---- GIVEN DATA

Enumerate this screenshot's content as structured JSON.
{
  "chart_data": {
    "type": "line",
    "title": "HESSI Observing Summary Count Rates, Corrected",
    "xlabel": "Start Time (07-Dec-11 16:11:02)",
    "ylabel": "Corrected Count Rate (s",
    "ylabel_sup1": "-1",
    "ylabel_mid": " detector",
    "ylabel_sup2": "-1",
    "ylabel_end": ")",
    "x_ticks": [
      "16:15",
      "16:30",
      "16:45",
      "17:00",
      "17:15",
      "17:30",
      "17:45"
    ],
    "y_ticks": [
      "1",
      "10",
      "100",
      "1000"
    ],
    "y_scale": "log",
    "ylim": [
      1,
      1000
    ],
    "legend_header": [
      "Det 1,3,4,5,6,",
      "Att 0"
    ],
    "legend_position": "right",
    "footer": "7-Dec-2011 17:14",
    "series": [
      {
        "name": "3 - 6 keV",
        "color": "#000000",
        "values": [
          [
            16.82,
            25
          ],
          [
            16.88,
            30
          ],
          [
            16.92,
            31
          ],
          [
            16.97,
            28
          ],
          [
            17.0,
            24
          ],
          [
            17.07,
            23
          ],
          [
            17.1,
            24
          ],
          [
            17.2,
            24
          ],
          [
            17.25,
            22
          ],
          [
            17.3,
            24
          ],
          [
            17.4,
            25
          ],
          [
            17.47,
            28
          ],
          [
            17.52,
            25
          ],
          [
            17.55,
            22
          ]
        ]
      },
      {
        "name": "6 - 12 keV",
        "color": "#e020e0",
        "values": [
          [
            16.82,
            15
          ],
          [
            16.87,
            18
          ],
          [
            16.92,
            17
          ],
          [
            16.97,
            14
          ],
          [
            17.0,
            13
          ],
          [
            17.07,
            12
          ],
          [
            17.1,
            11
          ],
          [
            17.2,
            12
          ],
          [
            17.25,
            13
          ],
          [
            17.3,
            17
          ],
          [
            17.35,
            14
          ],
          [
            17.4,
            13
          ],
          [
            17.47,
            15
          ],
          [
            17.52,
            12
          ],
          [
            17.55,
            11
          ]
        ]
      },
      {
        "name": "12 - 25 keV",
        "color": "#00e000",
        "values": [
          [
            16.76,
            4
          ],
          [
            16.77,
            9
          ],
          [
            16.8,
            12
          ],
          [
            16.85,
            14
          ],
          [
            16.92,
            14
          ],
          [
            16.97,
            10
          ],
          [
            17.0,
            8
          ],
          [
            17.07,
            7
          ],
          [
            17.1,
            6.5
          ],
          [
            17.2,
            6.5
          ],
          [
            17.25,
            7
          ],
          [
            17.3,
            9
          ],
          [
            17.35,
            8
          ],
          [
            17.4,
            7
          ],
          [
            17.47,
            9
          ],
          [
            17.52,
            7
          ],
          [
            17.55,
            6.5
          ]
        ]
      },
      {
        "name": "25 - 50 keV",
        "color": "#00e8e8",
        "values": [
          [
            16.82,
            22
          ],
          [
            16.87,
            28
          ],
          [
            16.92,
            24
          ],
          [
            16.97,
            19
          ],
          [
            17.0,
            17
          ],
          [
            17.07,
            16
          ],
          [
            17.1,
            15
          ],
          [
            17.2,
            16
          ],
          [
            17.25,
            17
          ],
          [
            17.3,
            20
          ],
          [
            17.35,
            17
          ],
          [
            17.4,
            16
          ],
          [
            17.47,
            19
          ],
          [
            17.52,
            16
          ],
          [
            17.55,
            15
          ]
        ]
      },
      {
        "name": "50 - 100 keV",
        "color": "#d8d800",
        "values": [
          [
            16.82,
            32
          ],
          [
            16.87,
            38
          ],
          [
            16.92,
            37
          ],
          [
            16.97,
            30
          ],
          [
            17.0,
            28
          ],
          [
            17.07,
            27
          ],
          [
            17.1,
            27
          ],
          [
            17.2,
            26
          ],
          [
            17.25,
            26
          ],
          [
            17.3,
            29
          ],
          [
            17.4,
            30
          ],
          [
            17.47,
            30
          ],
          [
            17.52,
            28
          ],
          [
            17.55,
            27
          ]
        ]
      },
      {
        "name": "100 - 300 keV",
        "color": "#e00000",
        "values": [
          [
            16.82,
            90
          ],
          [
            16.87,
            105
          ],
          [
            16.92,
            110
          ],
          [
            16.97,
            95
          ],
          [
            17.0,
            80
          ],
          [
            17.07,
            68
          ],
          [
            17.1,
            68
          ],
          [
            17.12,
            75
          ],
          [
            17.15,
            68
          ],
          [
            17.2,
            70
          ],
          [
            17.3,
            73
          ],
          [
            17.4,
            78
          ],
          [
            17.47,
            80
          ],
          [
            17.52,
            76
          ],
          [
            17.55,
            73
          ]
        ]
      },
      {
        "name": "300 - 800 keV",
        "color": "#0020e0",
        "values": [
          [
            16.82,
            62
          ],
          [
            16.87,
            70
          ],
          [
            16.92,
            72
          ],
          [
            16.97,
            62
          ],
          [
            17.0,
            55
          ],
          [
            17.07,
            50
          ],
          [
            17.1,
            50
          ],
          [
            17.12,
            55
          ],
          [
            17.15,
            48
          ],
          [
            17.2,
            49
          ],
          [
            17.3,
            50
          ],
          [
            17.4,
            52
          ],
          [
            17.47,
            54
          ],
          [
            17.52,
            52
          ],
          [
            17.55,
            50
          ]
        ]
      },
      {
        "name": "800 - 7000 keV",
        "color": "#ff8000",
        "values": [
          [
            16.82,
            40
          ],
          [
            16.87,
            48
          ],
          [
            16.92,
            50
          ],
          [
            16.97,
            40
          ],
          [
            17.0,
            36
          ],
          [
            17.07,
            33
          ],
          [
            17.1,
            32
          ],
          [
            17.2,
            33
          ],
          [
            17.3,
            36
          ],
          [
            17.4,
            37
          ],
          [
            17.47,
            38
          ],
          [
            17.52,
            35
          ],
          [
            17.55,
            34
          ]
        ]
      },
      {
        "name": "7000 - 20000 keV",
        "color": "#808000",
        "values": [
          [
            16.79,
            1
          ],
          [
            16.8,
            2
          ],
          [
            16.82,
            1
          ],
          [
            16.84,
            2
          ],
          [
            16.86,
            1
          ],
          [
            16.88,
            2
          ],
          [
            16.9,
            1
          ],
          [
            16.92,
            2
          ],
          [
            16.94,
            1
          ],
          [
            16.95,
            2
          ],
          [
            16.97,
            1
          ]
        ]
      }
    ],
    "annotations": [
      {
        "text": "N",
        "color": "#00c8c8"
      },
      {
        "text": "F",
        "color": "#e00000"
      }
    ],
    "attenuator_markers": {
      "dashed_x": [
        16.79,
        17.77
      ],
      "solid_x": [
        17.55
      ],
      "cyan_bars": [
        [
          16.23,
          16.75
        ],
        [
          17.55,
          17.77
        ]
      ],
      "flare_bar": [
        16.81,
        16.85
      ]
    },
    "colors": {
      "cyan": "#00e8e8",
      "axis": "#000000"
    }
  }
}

--------

▸ TASK DESCRIPTION
Among the entries above, how many lines include the word "Count"? Give the number with no comment.

▸ WRITTEN ANSWER
2